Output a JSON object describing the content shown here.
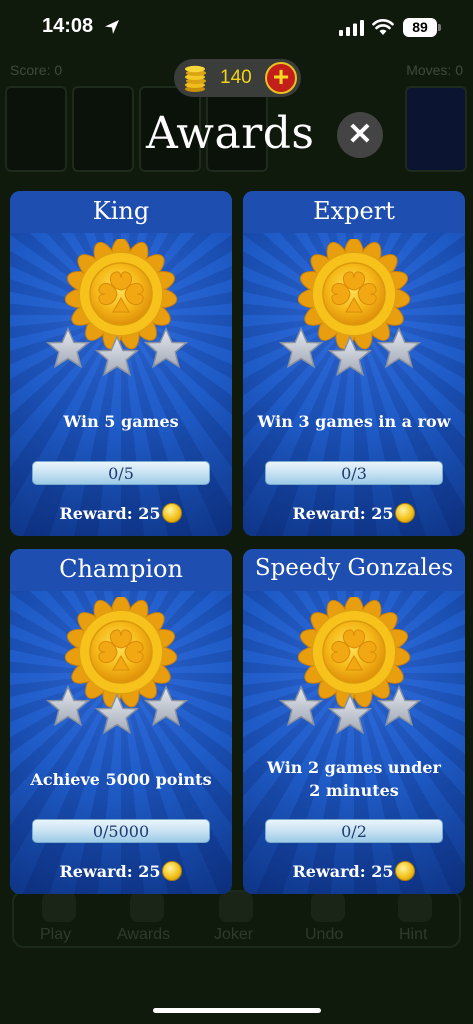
{
  "status_bar": {
    "time": "14:08",
    "battery": "89"
  },
  "background": {
    "score_label": "Score: 0",
    "moves_label": "Moves: 0",
    "tabs": [
      "Play",
      "Awards",
      "Joker",
      "Undo",
      "Hint"
    ]
  },
  "coins": {
    "value": "140",
    "add_label": "+"
  },
  "header": {
    "title": "Awards",
    "close_label": "✕"
  },
  "cards": [
    {
      "title": "King",
      "description": "Win 5 games",
      "progress_text": "0/5",
      "progress": 0,
      "reward_label": "Reward: 25"
    },
    {
      "title": "Expert",
      "description": "Win 3 games in a row",
      "progress_text": "0/3",
      "progress": 0,
      "reward_label": "Reward: 25"
    },
    {
      "title": "Champion",
      "description": "Achieve 5000 points",
      "progress_text": "0/5000",
      "progress": 0,
      "reward_label": "Reward: 25"
    },
    {
      "title": "Speedy Gonzales",
      "description_lines": [
        "Win 2 games under",
        "2 minutes"
      ],
      "progress_text": "0/2",
      "progress": 0,
      "reward_label": "Reward: 25"
    }
  ],
  "colors": {
    "card_blue": "#1f5cc8",
    "medal_gold": "#f4c51a",
    "coin_yellow": "#f3d318",
    "add_button_red": "#c31f1a",
    "star_silver": "#c7ccd6"
  }
}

== == ==

Transcribe all of the records above character for character. Exclude the pictures.

Output a JSON object describing the content shown here.
{
  "status_bar": {
    "time": "14:08",
    "battery": "89"
  },
  "background": {
    "score_label": "Score: 0",
    "moves_label": "Moves: 0",
    "tabs": [
      "Play",
      "Awards",
      "Joker",
      "Undo",
      "Hint"
    ]
  },
  "coins": {
    "value": "140",
    "add_label": "+"
  },
  "header": {
    "title": "Awards",
    "close_label": "✕"
  },
  "cards": [
    {
      "title": "King",
      "description": "Win 5 games",
      "progress_text": "0/5",
      "progress": 0,
      "reward_label": "Reward: 25"
    },
    {
      "title": "Expert",
      "description": "Win 3 games in a row",
      "progress_text": "0/3",
      "progress": 0,
      "reward_label": "Reward: 25"
    },
    {
      "title": "Champion",
      "description": "Achieve 5000 points",
      "progress_text": "0/5000",
      "progress": 0,
      "reward_label": "Reward: 25"
    },
    {
      "title": "Speedy Gonzales",
      "description_lines": [
        "Win 2 games under",
        "2 minutes"
      ],
      "progress_text": "0/2",
      "progress": 0,
      "reward_label": "Reward: 25"
    }
  ],
  "colors": {
    "card_blue": "#1f5cc8",
    "medal_gold": "#f4c51a",
    "coin_yellow": "#f3d318",
    "add_button_red": "#c31f1a",
    "star_silver": "#c7ccd6"
  }
}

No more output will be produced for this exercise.